(Records about charts and figures)
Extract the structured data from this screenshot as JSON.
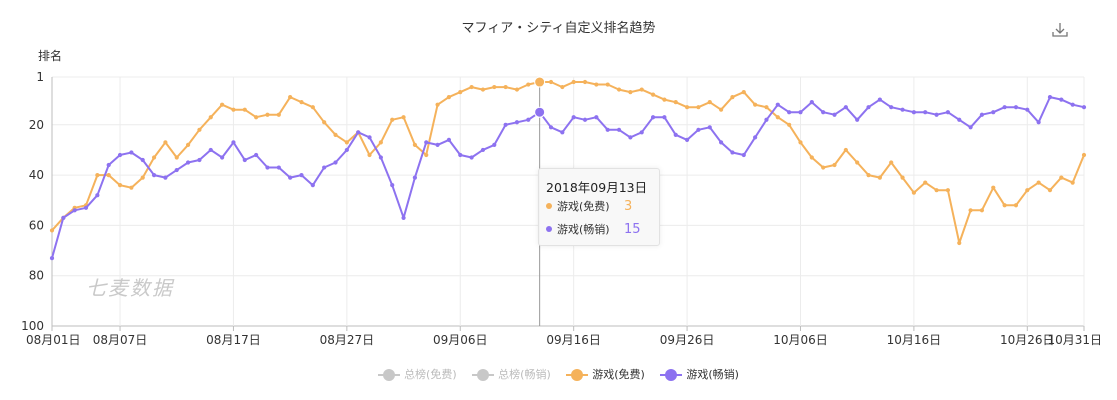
{
  "header": {
    "title": "マフィア・シティ自定义排名趋势",
    "download_icon": "download-icon"
  },
  "y_unit_label": "排名",
  "watermark": "七麦数据",
  "tooltip": {
    "date": "2018年09月13日",
    "rows": [
      {
        "name": "游戏(免费)",
        "value": "3",
        "color": "#f5b25b"
      },
      {
        "name": "游戏(畅销)",
        "value": "15",
        "color": "#8d72f0"
      }
    ]
  },
  "legend": [
    {
      "label": "总榜(免费)",
      "color": "#c8c8c8",
      "active": false
    },
    {
      "label": "总榜(畅销)",
      "color": "#c8c8c8",
      "active": false
    },
    {
      "label": "游戏(免费)",
      "color": "#f5b25b",
      "active": true
    },
    {
      "label": "游戏(畅销)",
      "color": "#8d72f0",
      "active": true
    }
  ],
  "chart_data": {
    "type": "line",
    "title": "マフィア・シティ自定义排名趋势",
    "ylabel": "排名",
    "ylim": [
      1,
      100
    ],
    "y_inverted": true,
    "y_ticks": [
      1,
      20,
      40,
      60,
      80,
      100
    ],
    "x_tick_labels": [
      "08月01日",
      "08月07日",
      "08月17日",
      "08月27日",
      "09月06日",
      "09月16日",
      "09月26日",
      "10月06日",
      "10月16日",
      "10月26日",
      "10月31日"
    ],
    "x_tick_days": [
      0,
      6,
      16,
      26,
      36,
      46,
      56,
      66,
      76,
      86,
      91
    ],
    "x_range_days": [
      0,
      91
    ],
    "date_start": "2018-08-01",
    "hover_day": 43,
    "grid": true,
    "series": [
      {
        "name": "游戏(免费)",
        "color": "#f5b25b",
        "values": [
          62,
          57,
          53,
          52,
          40,
          40,
          44,
          45,
          41,
          33,
          27,
          33,
          28,
          22,
          17,
          12,
          14,
          14,
          17,
          16,
          16,
          9,
          11,
          13,
          19,
          24,
          27,
          23,
          32,
          27,
          18,
          17,
          28,
          32,
          12,
          9,
          7,
          5,
          6,
          5,
          5,
          6,
          4,
          3,
          3,
          5,
          3,
          3,
          4,
          4,
          6,
          7,
          6,
          8,
          10,
          11,
          13,
          13,
          11,
          14,
          9,
          7,
          12,
          13,
          17,
          20,
          27,
          33,
          37,
          36,
          30,
          35,
          40,
          41,
          35,
          41,
          47,
          43,
          46,
          46,
          67,
          54,
          54,
          45,
          52,
          52,
          46,
          43,
          46,
          41,
          43,
          32
        ]
      },
      {
        "name": "游戏(畅销)",
        "color": "#8d72f0",
        "values": [
          73,
          57,
          54,
          53,
          48,
          36,
          32,
          31,
          34,
          40,
          41,
          38,
          35,
          34,
          30,
          33,
          27,
          34,
          32,
          37,
          37,
          41,
          40,
          44,
          37,
          35,
          30,
          23,
          25,
          33,
          44,
          57,
          41,
          27,
          28,
          26,
          32,
          33,
          30,
          28,
          20,
          19,
          18,
          15,
          21,
          23,
          17,
          18,
          17,
          22,
          22,
          25,
          23,
          17,
          17,
          24,
          26,
          22,
          21,
          27,
          31,
          32,
          25,
          18,
          12,
          15,
          15,
          11,
          15,
          16,
          13,
          18,
          13,
          10,
          13,
          14,
          15,
          15,
          16,
          15,
          18,
          21,
          16,
          15,
          13,
          13,
          14,
          19,
          9,
          10,
          12,
          13
        ]
      }
    ]
  }
}
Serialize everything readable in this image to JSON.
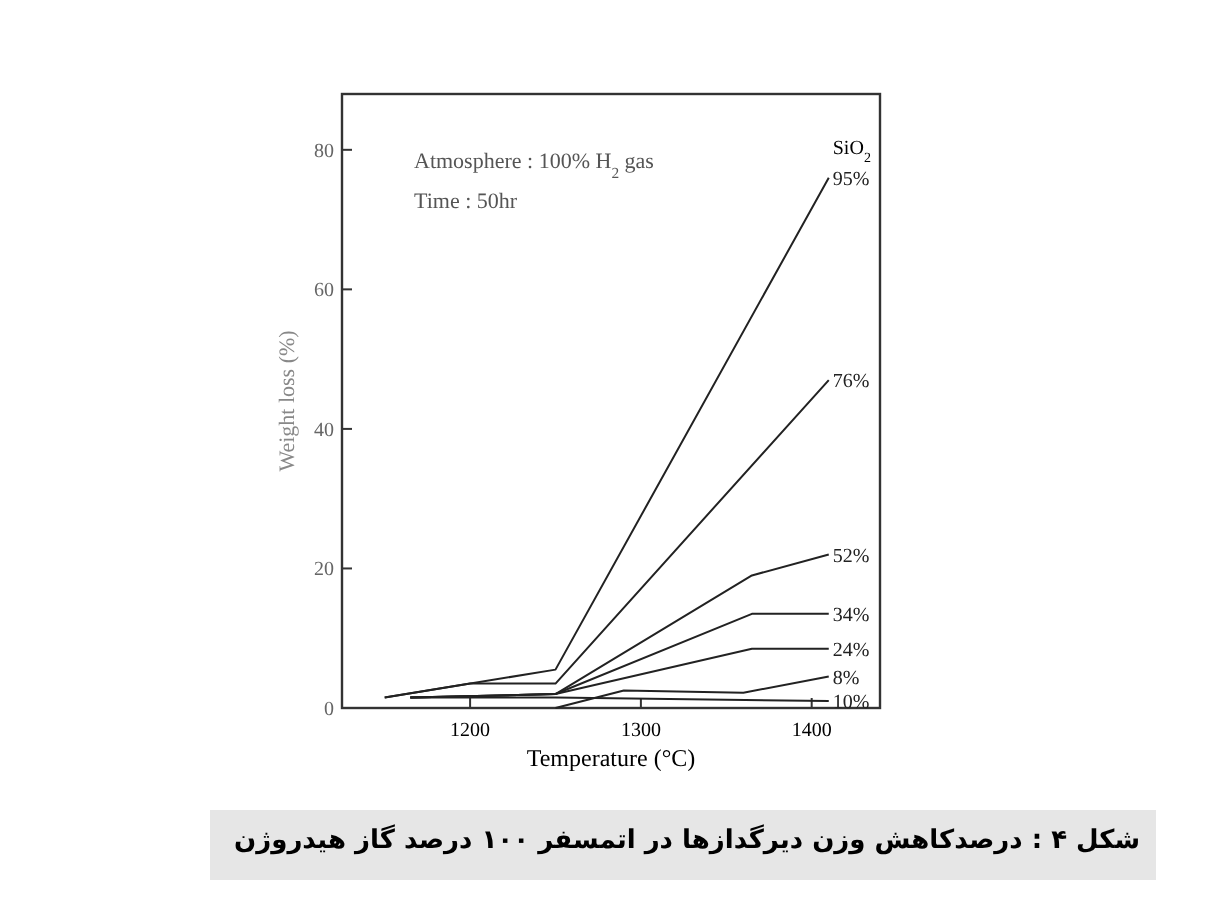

• [Exercise goal] Write the lines above out again exactly, without any of their pictures.

• [Solution for this exercise]
Extract the structured data from this screenshot as JSON.
{
  "header": {
    "title": "マフィア・シティ自定义排名趋势",
    "download_icon": "download-icon"
  },
  "y_unit_label": "排名",
  "watermark": "七麦数据",
  "tooltip": {
    "date": "2018年09月13日",
    "rows": [
      {
        "name": "游戏(免费)",
        "value": "3",
        "color": "#f5b25b"
      },
      {
        "name": "游戏(畅销)",
        "value": "15",
        "color": "#8d72f0"
      }
    ]
  },
  "legend": [
    {
      "label": "总榜(免费)",
      "color": "#c8c8c8",
      "active": false
    },
    {
      "label": "总榜(畅销)",
      "color": "#c8c8c8",
      "active": false
    },
    {
      "label": "游戏(免费)",
      "color": "#f5b25b",
      "active": true
    },
    {
      "label": "游戏(畅销)",
      "color": "#8d72f0",
      "active": true
    }
  ],
  "chart_data": {
    "type": "line",
    "title": "マフィア・シティ自定义排名趋势",
    "ylabel": "排名",
    "ylim": [
      1,
      100
    ],
    "y_inverted": true,
    "y_ticks": [
      1,
      20,
      40,
      60,
      80,
      100
    ],
    "x_tick_labels": [
      "08月01日",
      "08月07日",
      "08月17日",
      "08月27日",
      "09月06日",
      "09月16日",
      "09月26日",
      "10月06日",
      "10月16日",
      "10月26日",
      "10月31日"
    ],
    "x_tick_days": [
      0,
      6,
      16,
      26,
      36,
      46,
      56,
      66,
      76,
      86,
      91
    ],
    "x_range_days": [
      0,
      91
    ],
    "date_start": "2018-08-01",
    "hover_day": 43,
    "grid": true,
    "series": [
      {
        "name": "游戏(免费)",
        "color": "#f5b25b",
        "values": [
          62,
          57,
          53,
          52,
          40,
          40,
          44,
          45,
          41,
          33,
          27,
          33,
          28,
          22,
          17,
          12,
          14,
          14,
          17,
          16,
          16,
          9,
          11,
          13,
          19,
          24,
          27,
          23,
          32,
          27,
          18,
          17,
          28,
          32,
          12,
          9,
          7,
          5,
          6,
          5,
          5,
          6,
          4,
          3,
          3,
          5,
          3,
          3,
          4,
          4,
          6,
          7,
          6,
          8,
          10,
          11,
          13,
          13,
          11,
          14,
          9,
          7,
          12,
          13,
          17,
          20,
          27,
          33,
          37,
          36,
          30,
          35,
          40,
          41,
          35,
          41,
          47,
          43,
          46,
          46,
          67,
          54,
          54,
          45,
          52,
          52,
          46,
          43,
          46,
          41,
          43,
          32
        ]
      },
      {
        "name": "游戏(畅销)",
        "color": "#8d72f0",
        "values": [
          73,
          57,
          54,
          53,
          48,
          36,
          32,
          31,
          34,
          40,
          41,
          38,
          35,
          34,
          30,
          33,
          27,
          34,
          32,
          37,
          37,
          41,
          40,
          44,
          37,
          35,
          30,
          23,
          25,
          33,
          44,
          57,
          41,
          27,
          28,
          26,
          32,
          33,
          30,
          28,
          20,
          19,
          18,
          15,
          21,
          23,
          17,
          18,
          17,
          22,
          22,
          25,
          23,
          17,
          17,
          24,
          26,
          22,
          21,
          27,
          31,
          32,
          25,
          18,
          12,
          15,
          15,
          11,
          15,
          16,
          13,
          18,
          13,
          10,
          13,
          14,
          15,
          15,
          16,
          15,
          18,
          21,
          16,
          15,
          13,
          13,
          14,
          19,
          9,
          10,
          12,
          13
        ]
      }
    ]
  }
}
Serialize everything readable in this image to JSON.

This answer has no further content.